[Collected data]
-------

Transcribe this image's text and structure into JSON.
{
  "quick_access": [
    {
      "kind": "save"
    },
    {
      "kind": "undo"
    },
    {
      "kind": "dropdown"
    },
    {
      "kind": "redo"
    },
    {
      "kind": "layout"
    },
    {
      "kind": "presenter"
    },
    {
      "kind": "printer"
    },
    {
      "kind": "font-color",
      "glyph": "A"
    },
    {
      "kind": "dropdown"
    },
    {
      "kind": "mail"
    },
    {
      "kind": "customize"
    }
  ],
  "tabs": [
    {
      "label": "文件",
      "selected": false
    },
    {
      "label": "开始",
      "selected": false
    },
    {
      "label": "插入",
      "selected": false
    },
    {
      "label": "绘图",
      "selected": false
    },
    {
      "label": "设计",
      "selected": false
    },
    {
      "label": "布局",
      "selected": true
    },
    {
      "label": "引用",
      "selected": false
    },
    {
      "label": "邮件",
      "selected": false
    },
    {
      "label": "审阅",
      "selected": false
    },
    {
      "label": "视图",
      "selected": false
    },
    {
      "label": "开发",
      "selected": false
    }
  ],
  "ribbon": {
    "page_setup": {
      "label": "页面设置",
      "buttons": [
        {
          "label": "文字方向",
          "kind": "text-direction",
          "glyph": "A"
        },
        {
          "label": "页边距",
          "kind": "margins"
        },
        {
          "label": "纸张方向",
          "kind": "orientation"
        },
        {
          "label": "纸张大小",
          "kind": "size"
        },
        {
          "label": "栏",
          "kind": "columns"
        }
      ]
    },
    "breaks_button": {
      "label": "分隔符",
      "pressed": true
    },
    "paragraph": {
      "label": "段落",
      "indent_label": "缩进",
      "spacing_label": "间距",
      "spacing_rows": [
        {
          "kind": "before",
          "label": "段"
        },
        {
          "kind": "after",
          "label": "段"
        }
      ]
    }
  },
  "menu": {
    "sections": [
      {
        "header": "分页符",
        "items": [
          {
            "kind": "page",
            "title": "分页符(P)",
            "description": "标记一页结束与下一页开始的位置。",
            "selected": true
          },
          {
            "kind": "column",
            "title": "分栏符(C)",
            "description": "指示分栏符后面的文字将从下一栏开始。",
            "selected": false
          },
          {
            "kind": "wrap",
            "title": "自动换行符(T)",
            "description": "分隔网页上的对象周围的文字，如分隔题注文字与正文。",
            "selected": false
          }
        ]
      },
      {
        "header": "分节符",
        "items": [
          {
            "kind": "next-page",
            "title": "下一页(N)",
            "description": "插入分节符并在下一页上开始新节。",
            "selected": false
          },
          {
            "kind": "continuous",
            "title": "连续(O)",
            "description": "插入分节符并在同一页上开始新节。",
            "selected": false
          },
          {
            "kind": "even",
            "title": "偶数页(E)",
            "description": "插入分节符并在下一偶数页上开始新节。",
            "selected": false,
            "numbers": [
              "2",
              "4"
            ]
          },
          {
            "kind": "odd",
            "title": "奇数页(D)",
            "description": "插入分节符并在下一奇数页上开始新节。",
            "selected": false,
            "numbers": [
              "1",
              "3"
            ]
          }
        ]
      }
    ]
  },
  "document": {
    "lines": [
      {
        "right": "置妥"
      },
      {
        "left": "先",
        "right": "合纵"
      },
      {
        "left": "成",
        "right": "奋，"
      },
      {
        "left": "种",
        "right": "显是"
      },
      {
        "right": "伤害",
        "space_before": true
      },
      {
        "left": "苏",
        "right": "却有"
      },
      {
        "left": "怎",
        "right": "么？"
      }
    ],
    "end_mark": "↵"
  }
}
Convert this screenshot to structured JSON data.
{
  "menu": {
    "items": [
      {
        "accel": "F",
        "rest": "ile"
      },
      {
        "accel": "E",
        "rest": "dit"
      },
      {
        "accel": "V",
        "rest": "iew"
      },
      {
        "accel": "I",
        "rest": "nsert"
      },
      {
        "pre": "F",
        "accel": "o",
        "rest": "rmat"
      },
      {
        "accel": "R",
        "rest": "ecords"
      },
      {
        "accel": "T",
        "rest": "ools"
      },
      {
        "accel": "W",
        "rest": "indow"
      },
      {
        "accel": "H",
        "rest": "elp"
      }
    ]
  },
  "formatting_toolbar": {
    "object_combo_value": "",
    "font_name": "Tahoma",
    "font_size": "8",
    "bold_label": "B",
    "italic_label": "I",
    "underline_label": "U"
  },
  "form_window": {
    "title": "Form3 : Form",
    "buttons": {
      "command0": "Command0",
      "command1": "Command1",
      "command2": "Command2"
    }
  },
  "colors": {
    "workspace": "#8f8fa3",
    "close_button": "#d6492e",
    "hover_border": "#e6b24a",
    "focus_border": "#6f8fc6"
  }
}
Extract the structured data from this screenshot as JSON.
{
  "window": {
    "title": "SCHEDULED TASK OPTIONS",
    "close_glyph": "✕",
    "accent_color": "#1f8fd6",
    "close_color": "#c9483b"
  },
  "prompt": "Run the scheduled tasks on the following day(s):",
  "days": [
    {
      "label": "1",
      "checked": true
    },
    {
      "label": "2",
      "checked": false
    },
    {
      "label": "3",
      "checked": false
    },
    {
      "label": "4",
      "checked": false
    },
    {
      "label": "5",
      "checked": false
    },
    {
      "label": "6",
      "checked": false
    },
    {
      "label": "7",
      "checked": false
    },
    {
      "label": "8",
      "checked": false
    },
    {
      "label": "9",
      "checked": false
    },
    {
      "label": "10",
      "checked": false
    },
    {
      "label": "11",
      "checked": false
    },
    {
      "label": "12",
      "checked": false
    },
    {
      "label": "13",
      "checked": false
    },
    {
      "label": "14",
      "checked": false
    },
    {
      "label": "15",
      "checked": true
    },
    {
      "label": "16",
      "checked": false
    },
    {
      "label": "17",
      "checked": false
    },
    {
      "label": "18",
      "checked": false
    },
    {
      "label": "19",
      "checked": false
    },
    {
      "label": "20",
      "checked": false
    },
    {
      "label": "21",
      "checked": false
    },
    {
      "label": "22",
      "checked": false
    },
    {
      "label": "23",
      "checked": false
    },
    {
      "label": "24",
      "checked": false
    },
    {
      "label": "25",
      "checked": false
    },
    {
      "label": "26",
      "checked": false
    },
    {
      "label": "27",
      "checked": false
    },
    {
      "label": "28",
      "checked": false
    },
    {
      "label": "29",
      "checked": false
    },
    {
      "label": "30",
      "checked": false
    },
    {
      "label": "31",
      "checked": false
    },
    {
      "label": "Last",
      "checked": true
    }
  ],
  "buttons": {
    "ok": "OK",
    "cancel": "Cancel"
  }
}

-------

• **TASK INSTRUCTIONS**: Among the entries above, how many lines hold the string "description"? Give the number by itself.

• **TASK ANSWER**: 7